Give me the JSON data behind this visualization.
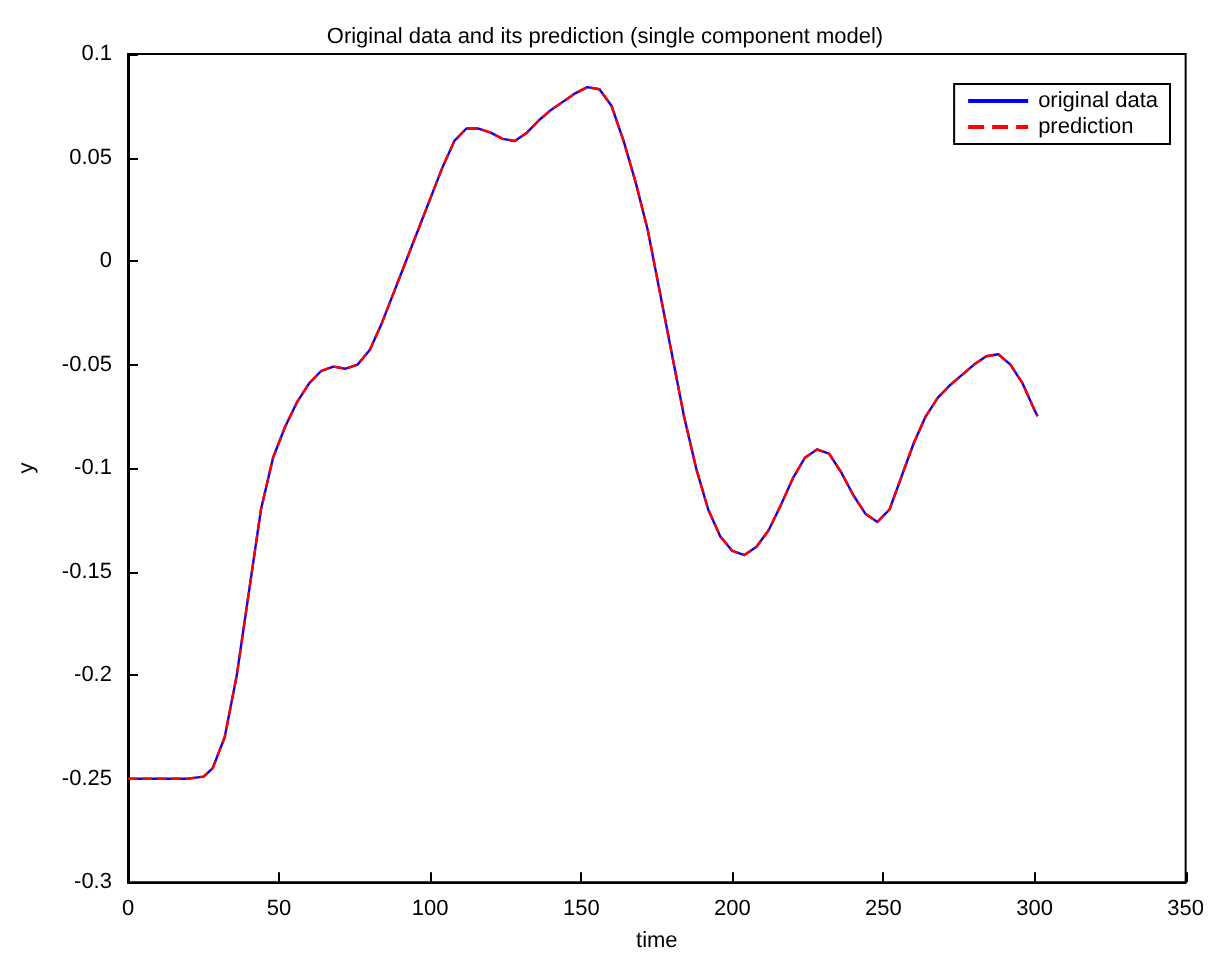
{
  "chart_data": {
    "type": "line",
    "title": "Original data and its prediction (single component model)",
    "xlabel": "time",
    "ylabel": "y",
    "x": [
      0,
      10,
      20,
      25,
      28,
      32,
      36,
      40,
      44,
      48,
      52,
      56,
      60,
      64,
      68,
      72,
      76,
      80,
      84,
      88,
      92,
      96,
      100,
      104,
      108,
      112,
      116,
      120,
      124,
      128,
      132,
      136,
      140,
      144,
      148,
      152,
      156,
      160,
      164,
      168,
      172,
      176,
      180,
      184,
      188,
      192,
      196,
      200,
      204,
      208,
      212,
      216,
      220,
      224,
      228,
      232,
      236,
      240,
      244,
      248,
      252,
      256,
      260,
      264,
      268,
      272,
      276,
      280,
      284,
      288,
      292,
      296,
      300,
      301
    ],
    "series": [
      {
        "name": "original data",
        "color": "#0000ff",
        "line_style": "solid",
        "values": [
          -0.25,
          -0.25,
          -0.25,
          -0.249,
          -0.245,
          -0.23,
          -0.2,
          -0.16,
          -0.12,
          -0.095,
          -0.08,
          -0.068,
          -0.059,
          -0.053,
          -0.051,
          -0.052,
          -0.05,
          -0.043,
          -0.03,
          -0.015,
          0.0,
          0.015,
          0.03,
          0.045,
          0.058,
          0.064,
          0.064,
          0.062,
          0.059,
          0.058,
          0.062,
          0.068,
          0.073,
          0.077,
          0.081,
          0.084,
          0.083,
          0.075,
          0.058,
          0.038,
          0.015,
          -0.015,
          -0.045,
          -0.075,
          -0.1,
          -0.12,
          -0.133,
          -0.14,
          -0.142,
          -0.138,
          -0.13,
          -0.118,
          -0.105,
          -0.095,
          -0.091,
          -0.093,
          -0.102,
          -0.113,
          -0.122,
          -0.126,
          -0.12,
          -0.104,
          -0.088,
          -0.075,
          -0.066,
          -0.06,
          -0.055,
          -0.05,
          -0.046,
          -0.045,
          -0.05,
          -0.059,
          -0.072,
          -0.075
        ]
      },
      {
        "name": "prediction",
        "color": "#ff0000",
        "line_style": "dashed",
        "values": [
          -0.25,
          -0.25,
          -0.25,
          -0.249,
          -0.245,
          -0.23,
          -0.2,
          -0.16,
          -0.12,
          -0.095,
          -0.08,
          -0.068,
          -0.059,
          -0.053,
          -0.051,
          -0.052,
          -0.05,
          -0.043,
          -0.03,
          -0.015,
          0.0,
          0.015,
          0.03,
          0.045,
          0.058,
          0.064,
          0.064,
          0.062,
          0.059,
          0.058,
          0.062,
          0.068,
          0.073,
          0.077,
          0.081,
          0.084,
          0.083,
          0.075,
          0.058,
          0.038,
          0.015,
          -0.015,
          -0.045,
          -0.075,
          -0.1,
          -0.12,
          -0.133,
          -0.14,
          -0.142,
          -0.138,
          -0.13,
          -0.118,
          -0.105,
          -0.095,
          -0.091,
          -0.093,
          -0.102,
          -0.113,
          -0.122,
          -0.126,
          -0.12,
          -0.104,
          -0.088,
          -0.075,
          -0.066,
          -0.06,
          -0.055,
          -0.05,
          -0.046,
          -0.045,
          -0.05,
          -0.059,
          -0.072,
          -0.075
        ]
      }
    ],
    "xlim": [
      0,
      350
    ],
    "xticks": [
      0,
      50,
      100,
      150,
      200,
      250,
      300,
      350
    ],
    "ylim": [
      -0.3,
      0.1
    ],
    "yticks": [
      -0.3,
      -0.25,
      -0.2,
      -0.15,
      -0.1,
      -0.05,
      0,
      0.05,
      0.1
    ],
    "grid": false,
    "legend": "top right",
    "marker": "none"
  }
}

WHAT IS EXPECTED:
Transcribe all the records above word for word, without their images.

THE COMPLETED TASK:
Give me the JSON data behind this visualization.
{
  "chart_data": {
    "type": "line",
    "title": "Original data and its prediction (single component model)",
    "xlabel": "time",
    "ylabel": "y",
    "x": [
      0,
      10,
      20,
      25,
      28,
      32,
      36,
      40,
      44,
      48,
      52,
      56,
      60,
      64,
      68,
      72,
      76,
      80,
      84,
      88,
      92,
      96,
      100,
      104,
      108,
      112,
      116,
      120,
      124,
      128,
      132,
      136,
      140,
      144,
      148,
      152,
      156,
      160,
      164,
      168,
      172,
      176,
      180,
      184,
      188,
      192,
      196,
      200,
      204,
      208,
      212,
      216,
      220,
      224,
      228,
      232,
      236,
      240,
      244,
      248,
      252,
      256,
      260,
      264,
      268,
      272,
      276,
      280,
      284,
      288,
      292,
      296,
      300,
      301
    ],
    "series": [
      {
        "name": "original data",
        "color": "#0000ff",
        "line_style": "solid",
        "values": [
          -0.25,
          -0.25,
          -0.25,
          -0.249,
          -0.245,
          -0.23,
          -0.2,
          -0.16,
          -0.12,
          -0.095,
          -0.08,
          -0.068,
          -0.059,
          -0.053,
          -0.051,
          -0.052,
          -0.05,
          -0.043,
          -0.03,
          -0.015,
          0.0,
          0.015,
          0.03,
          0.045,
          0.058,
          0.064,
          0.064,
          0.062,
          0.059,
          0.058,
          0.062,
          0.068,
          0.073,
          0.077,
          0.081,
          0.084,
          0.083,
          0.075,
          0.058,
          0.038,
          0.015,
          -0.015,
          -0.045,
          -0.075,
          -0.1,
          -0.12,
          -0.133,
          -0.14,
          -0.142,
          -0.138,
          -0.13,
          -0.118,
          -0.105,
          -0.095,
          -0.091,
          -0.093,
          -0.102,
          -0.113,
          -0.122,
          -0.126,
          -0.12,
          -0.104,
          -0.088,
          -0.075,
          -0.066,
          -0.06,
          -0.055,
          -0.05,
          -0.046,
          -0.045,
          -0.05,
          -0.059,
          -0.072,
          -0.075
        ]
      },
      {
        "name": "prediction",
        "color": "#ff0000",
        "line_style": "dashed",
        "values": [
          -0.25,
          -0.25,
          -0.25,
          -0.249,
          -0.245,
          -0.23,
          -0.2,
          -0.16,
          -0.12,
          -0.095,
          -0.08,
          -0.068,
          -0.059,
          -0.053,
          -0.051,
          -0.052,
          -0.05,
          -0.043,
          -0.03,
          -0.015,
          0.0,
          0.015,
          0.03,
          0.045,
          0.058,
          0.064,
          0.064,
          0.062,
          0.059,
          0.058,
          0.062,
          0.068,
          0.073,
          0.077,
          0.081,
          0.084,
          0.083,
          0.075,
          0.058,
          0.038,
          0.015,
          -0.015,
          -0.045,
          -0.075,
          -0.1,
          -0.12,
          -0.133,
          -0.14,
          -0.142,
          -0.138,
          -0.13,
          -0.118,
          -0.105,
          -0.095,
          -0.091,
          -0.093,
          -0.102,
          -0.113,
          -0.122,
          -0.126,
          -0.12,
          -0.104,
          -0.088,
          -0.075,
          -0.066,
          -0.06,
          -0.055,
          -0.05,
          -0.046,
          -0.045,
          -0.05,
          -0.059,
          -0.072,
          -0.075
        ]
      }
    ],
    "xlim": [
      0,
      350
    ],
    "xticks": [
      0,
      50,
      100,
      150,
      200,
      250,
      300,
      350
    ],
    "ylim": [
      -0.3,
      0.1
    ],
    "yticks": [
      -0.3,
      -0.25,
      -0.2,
      -0.15,
      -0.1,
      -0.05,
      0,
      0.05,
      0.1
    ],
    "grid": false,
    "legend": "top right",
    "marker": "none"
  }
}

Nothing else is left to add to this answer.